→ **TASK STATEMENT**
Quote all entries exactly, leaving pictures aside.

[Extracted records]
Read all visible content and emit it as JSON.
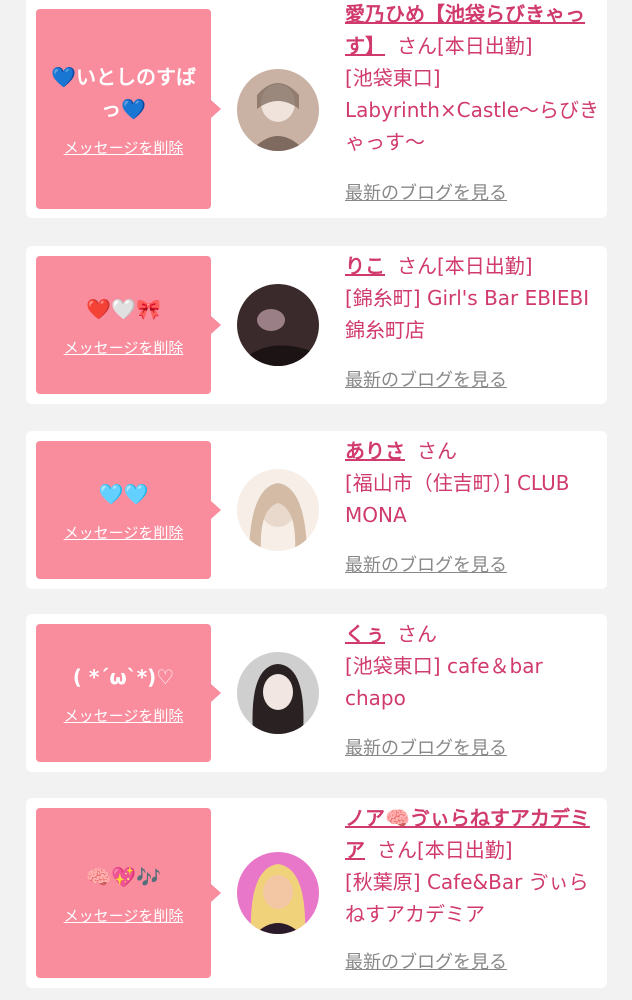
{
  "cards": [
    {
      "message": "💙いとしのすばっ💙",
      "delete_label": "メッセージを削除",
      "name": "愛乃ひめ【池袋らびきゃっす】",
      "suffix": "さん",
      "status": "[本日出勤]",
      "shop": "[池袋東口] Labyrinth×Castle〜らびきゃっす〜",
      "blog_label": "最新のブログを見る",
      "avatar_colors": [
        "#c9b2a4",
        "#efe3dc",
        "#7e6a5e"
      ]
    },
    {
      "message": "❤️🤍🎀",
      "delete_label": "メッセージを削除",
      "name": "りこ",
      "suffix": "さん",
      "status": "[本日出勤]",
      "shop": "[錦糸町] Girl's Bar EBIEBI 錦糸町店",
      "blog_label": "最新のブログを見る",
      "avatar_colors": [
        "#3b2a2c",
        "#9a7f86",
        "#1c1414"
      ]
    },
    {
      "message": "🩵🩵",
      "delete_label": "メッセージを削除",
      "name": "ありさ",
      "suffix": "さん",
      "status": "",
      "shop": "[福山市（住吉町）] CLUB MONA",
      "blog_label": "最新のブログを見る",
      "avatar_colors": [
        "#e8d9cc",
        "#d3bba6",
        "#f6eee7"
      ]
    },
    {
      "message": "( *´ω`*)♡",
      "delete_label": "メッセージを削除",
      "name": "くぅ",
      "suffix": "さん",
      "status": "",
      "shop": "[池袋東口] cafe＆bar chapo",
      "blog_label": "最新のブログを見る",
      "avatar_colors": [
        "#cfcfcf",
        "#2a2222",
        "#f1e6e2"
      ]
    },
    {
      "message": "🧠💖🎶",
      "delete_label": "メッセージを削除",
      "name": "ノア🧠ゔぃらねすアカデミア",
      "suffix": "さん",
      "status": "[本日出勤]",
      "shop": "[秋葉原] Cafe&Bar ゔぃらねすアカデミア",
      "blog_label": "最新のブログを見る",
      "avatar_colors": [
        "#e877c9",
        "#f3c6a4",
        "#2b1b2a"
      ]
    }
  ]
}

→ **OUTPUT OF THE EXERCISE**
Read all visible content and emit it as JSON.
{
  "cards": [
    {
      "message": "💙いとしのすばっ💙",
      "delete_label": "メッセージを削除",
      "name": "愛乃ひめ【池袋らびきゃっす】",
      "suffix": "さん",
      "status": "[本日出勤]",
      "shop": "[池袋東口] Labyrinth×Castle〜らびきゃっす〜",
      "blog_label": "最新のブログを見る",
      "avatar_colors": [
        "#c9b2a4",
        "#efe3dc",
        "#7e6a5e"
      ]
    },
    {
      "message": "❤️🤍🎀",
      "delete_label": "メッセージを削除",
      "name": "りこ",
      "suffix": "さん",
      "status": "[本日出勤]",
      "shop": "[錦糸町] Girl's Bar EBIEBI 錦糸町店",
      "blog_label": "最新のブログを見る",
      "avatar_colors": [
        "#3b2a2c",
        "#9a7f86",
        "#1c1414"
      ]
    },
    {
      "message": "🩵🩵",
      "delete_label": "メッセージを削除",
      "name": "ありさ",
      "suffix": "さん",
      "status": "",
      "shop": "[福山市（住吉町）] CLUB MONA",
      "blog_label": "最新のブログを見る",
      "avatar_colors": [
        "#e8d9cc",
        "#d3bba6",
        "#f6eee7"
      ]
    },
    {
      "message": "( *´ω`*)♡",
      "delete_label": "メッセージを削除",
      "name": "くぅ",
      "suffix": "さん",
      "status": "",
      "shop": "[池袋東口] cafe＆bar chapo",
      "blog_label": "最新のブログを見る",
      "avatar_colors": [
        "#cfcfcf",
        "#2a2222",
        "#f1e6e2"
      ]
    },
    {
      "message": "🧠💖🎶",
      "delete_label": "メッセージを削除",
      "name": "ノア🧠ゔぃらねすアカデミア",
      "suffix": "さん",
      "status": "[本日出勤]",
      "shop": "[秋葉原] Cafe&Bar ゔぃらねすアカデミア",
      "blog_label": "最新のブログを見る",
      "avatar_colors": [
        "#e877c9",
        "#f3c6a4",
        "#2b1b2a"
      ]
    }
  ]
}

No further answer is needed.